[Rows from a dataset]
|---|

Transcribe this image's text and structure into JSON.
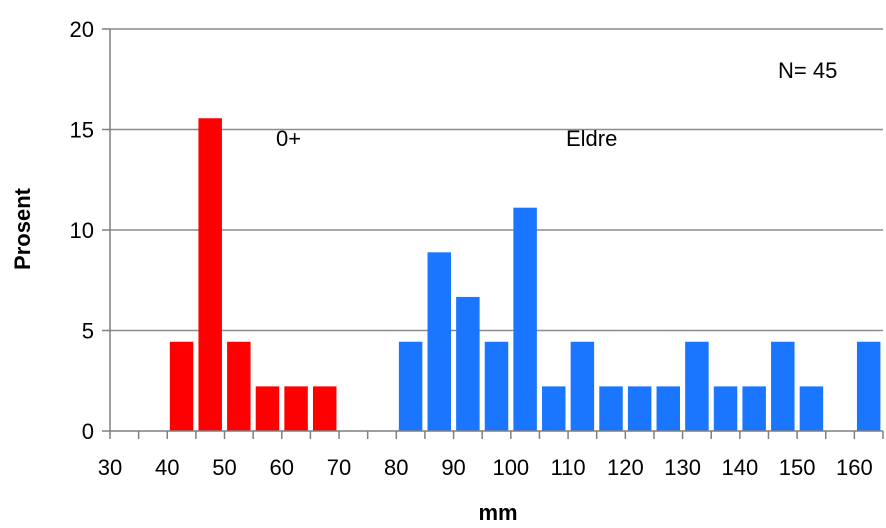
{
  "chart_data": {
    "type": "bar",
    "xlabel": "mm",
    "ylabel": "Prosent",
    "ylim": [
      0,
      20
    ],
    "yticks": [
      0,
      5,
      10,
      15,
      20
    ],
    "xtick_labels": [
      "30",
      "40",
      "50",
      "60",
      "70",
      "80",
      "90",
      "100",
      "110",
      "120",
      "130",
      "140",
      "150",
      "160"
    ],
    "grid": true,
    "bin_width": 5,
    "x_start": 30,
    "x_end": 165,
    "series": [
      {
        "name": "0+",
        "color": "#ff0000",
        "x": [
          45,
          50,
          55,
          60,
          65,
          70
        ],
        "values": [
          4.44,
          15.56,
          4.44,
          2.22,
          2.22,
          2.22
        ]
      },
      {
        "name": "Eldre",
        "color": "#1a75ff",
        "x": [
          85,
          90,
          95,
          100,
          105,
          110,
          115,
          120,
          125,
          130,
          135,
          140,
          145,
          150,
          155,
          165
        ],
        "values": [
          4.44,
          8.89,
          6.67,
          4.44,
          11.11,
          2.22,
          4.44,
          2.22,
          2.22,
          2.22,
          4.44,
          2.22,
          2.22,
          4.44,
          2.22,
          4.44
        ]
      }
    ],
    "annotations": [
      {
        "text": "0+"
      },
      {
        "text": "Eldre"
      },
      {
        "text": "N= 45"
      }
    ]
  }
}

|---|

**Given problem**
Using the material above, retype each entry exactly and omit the pictures.

**The answer**
Transcribe this image's text and structure into JSON.
{
  "chart_data": {
    "type": "bar",
    "xlabel": "mm",
    "ylabel": "Prosent",
    "ylim": [
      0,
      20
    ],
    "yticks": [
      0,
      5,
      10,
      15,
      20
    ],
    "xtick_labels": [
      "30",
      "40",
      "50",
      "60",
      "70",
      "80",
      "90",
      "100",
      "110",
      "120",
      "130",
      "140",
      "150",
      "160"
    ],
    "grid": true,
    "bin_width": 5,
    "x_start": 30,
    "x_end": 165,
    "series": [
      {
        "name": "0+",
        "color": "#ff0000",
        "x": [
          45,
          50,
          55,
          60,
          65,
          70
        ],
        "values": [
          4.44,
          15.56,
          4.44,
          2.22,
          2.22,
          2.22
        ]
      },
      {
        "name": "Eldre",
        "color": "#1a75ff",
        "x": [
          85,
          90,
          95,
          100,
          105,
          110,
          115,
          120,
          125,
          130,
          135,
          140,
          145,
          150,
          155,
          165
        ],
        "values": [
          4.44,
          8.89,
          6.67,
          4.44,
          11.11,
          2.22,
          4.44,
          2.22,
          2.22,
          2.22,
          4.44,
          2.22,
          2.22,
          4.44,
          2.22,
          4.44
        ]
      }
    ],
    "annotations": [
      {
        "text": "0+"
      },
      {
        "text": "Eldre"
      },
      {
        "text": "N= 45"
      }
    ]
  }
}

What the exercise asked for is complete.